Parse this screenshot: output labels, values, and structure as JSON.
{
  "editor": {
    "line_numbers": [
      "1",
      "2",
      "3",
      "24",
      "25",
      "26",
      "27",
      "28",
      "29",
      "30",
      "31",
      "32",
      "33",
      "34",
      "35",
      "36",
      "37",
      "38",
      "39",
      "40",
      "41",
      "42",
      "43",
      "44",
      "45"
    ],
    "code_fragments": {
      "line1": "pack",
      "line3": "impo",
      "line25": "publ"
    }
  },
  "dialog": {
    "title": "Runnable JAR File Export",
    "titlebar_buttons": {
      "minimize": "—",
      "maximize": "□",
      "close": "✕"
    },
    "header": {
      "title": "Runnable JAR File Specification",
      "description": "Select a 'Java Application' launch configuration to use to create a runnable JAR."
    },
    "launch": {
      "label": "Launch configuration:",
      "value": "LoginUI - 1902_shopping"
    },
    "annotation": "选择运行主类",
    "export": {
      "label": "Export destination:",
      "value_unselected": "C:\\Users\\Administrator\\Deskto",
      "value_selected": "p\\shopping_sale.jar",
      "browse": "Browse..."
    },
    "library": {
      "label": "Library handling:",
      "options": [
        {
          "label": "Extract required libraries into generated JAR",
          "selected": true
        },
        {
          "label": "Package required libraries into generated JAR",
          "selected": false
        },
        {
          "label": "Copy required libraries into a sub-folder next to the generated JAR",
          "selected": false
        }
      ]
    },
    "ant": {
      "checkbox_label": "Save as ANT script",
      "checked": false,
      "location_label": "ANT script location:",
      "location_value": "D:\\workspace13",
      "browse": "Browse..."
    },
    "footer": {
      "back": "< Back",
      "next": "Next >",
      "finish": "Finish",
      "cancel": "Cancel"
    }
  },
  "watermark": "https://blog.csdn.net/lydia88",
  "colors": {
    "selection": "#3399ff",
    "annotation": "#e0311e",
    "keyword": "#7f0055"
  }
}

[PROBLEM]:
Tally the lines of the data that contain the string "libraries" and report the total alone.

[THE RESULT]:
3